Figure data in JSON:
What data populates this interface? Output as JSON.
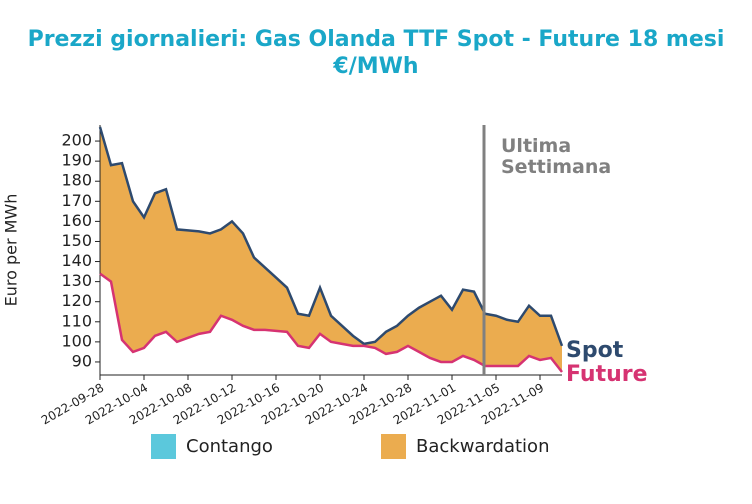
{
  "chart_data": {
    "type": "area-between",
    "title": "Prezzi giornalieri: Gas Olanda TTF Spot - Future 18 mesi",
    "subtitle": "€/MWh",
    "y_label": "Euro per MWh",
    "annotation": "Ultima\nSettimana",
    "annotation_index": 35,
    "categories": [
      "2022-09-28",
      null,
      null,
      null,
      "2022-10-04",
      null,
      null,
      null,
      "2022-10-08",
      null,
      null,
      null,
      "2022-10-12",
      null,
      null,
      null,
      "2022-10-16",
      null,
      null,
      null,
      "2022-10-20",
      null,
      null,
      null,
      "2022-10-24",
      null,
      null,
      null,
      "2022-10-28",
      null,
      null,
      null,
      "2022-11-01",
      null,
      null,
      null,
      "2022-11-05",
      null,
      null,
      null,
      "2022-11-09",
      null,
      null
    ],
    "series": [
      {
        "name": "Spot",
        "color": "#2e4a6e",
        "values": [
          207,
          188,
          189,
          170,
          162,
          174,
          176,
          156,
          155.5,
          155,
          154,
          156,
          160,
          154,
          142,
          137,
          132,
          127,
          114,
          113,
          127,
          113,
          108,
          103,
          99,
          100,
          105,
          108,
          113,
          117,
          120,
          123,
          116,
          126,
          125,
          114,
          113,
          111,
          110,
          118,
          113,
          113,
          98
        ]
      },
      {
        "name": "Future",
        "color": "#d63372",
        "values": [
          134,
          130,
          101,
          95,
          97,
          103,
          105,
          100,
          102,
          104,
          105,
          113,
          111,
          108,
          106,
          106,
          105.5,
          105,
          98,
          97,
          104,
          100,
          99,
          98,
          98,
          97,
          94,
          95,
          98,
          95,
          92,
          90,
          90,
          93,
          91,
          88,
          88,
          88,
          88,
          93,
          91,
          92,
          85
        ]
      }
    ],
    "legend": [
      {
        "name": "Contango",
        "color": "#5bc8dc"
      },
      {
        "name": "Backwardation",
        "color": "#ebac4f"
      }
    ],
    "ylim": [
      83.5,
      208
    ],
    "yticks": [
      90,
      100,
      110,
      120,
      130,
      140,
      150,
      160,
      170,
      180,
      190,
      200
    ]
  }
}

• AIM OF THE EXERCISE:
Give only the number of lines in the listing above that include the string "Future".

• COMPLETED EXERCISE:
2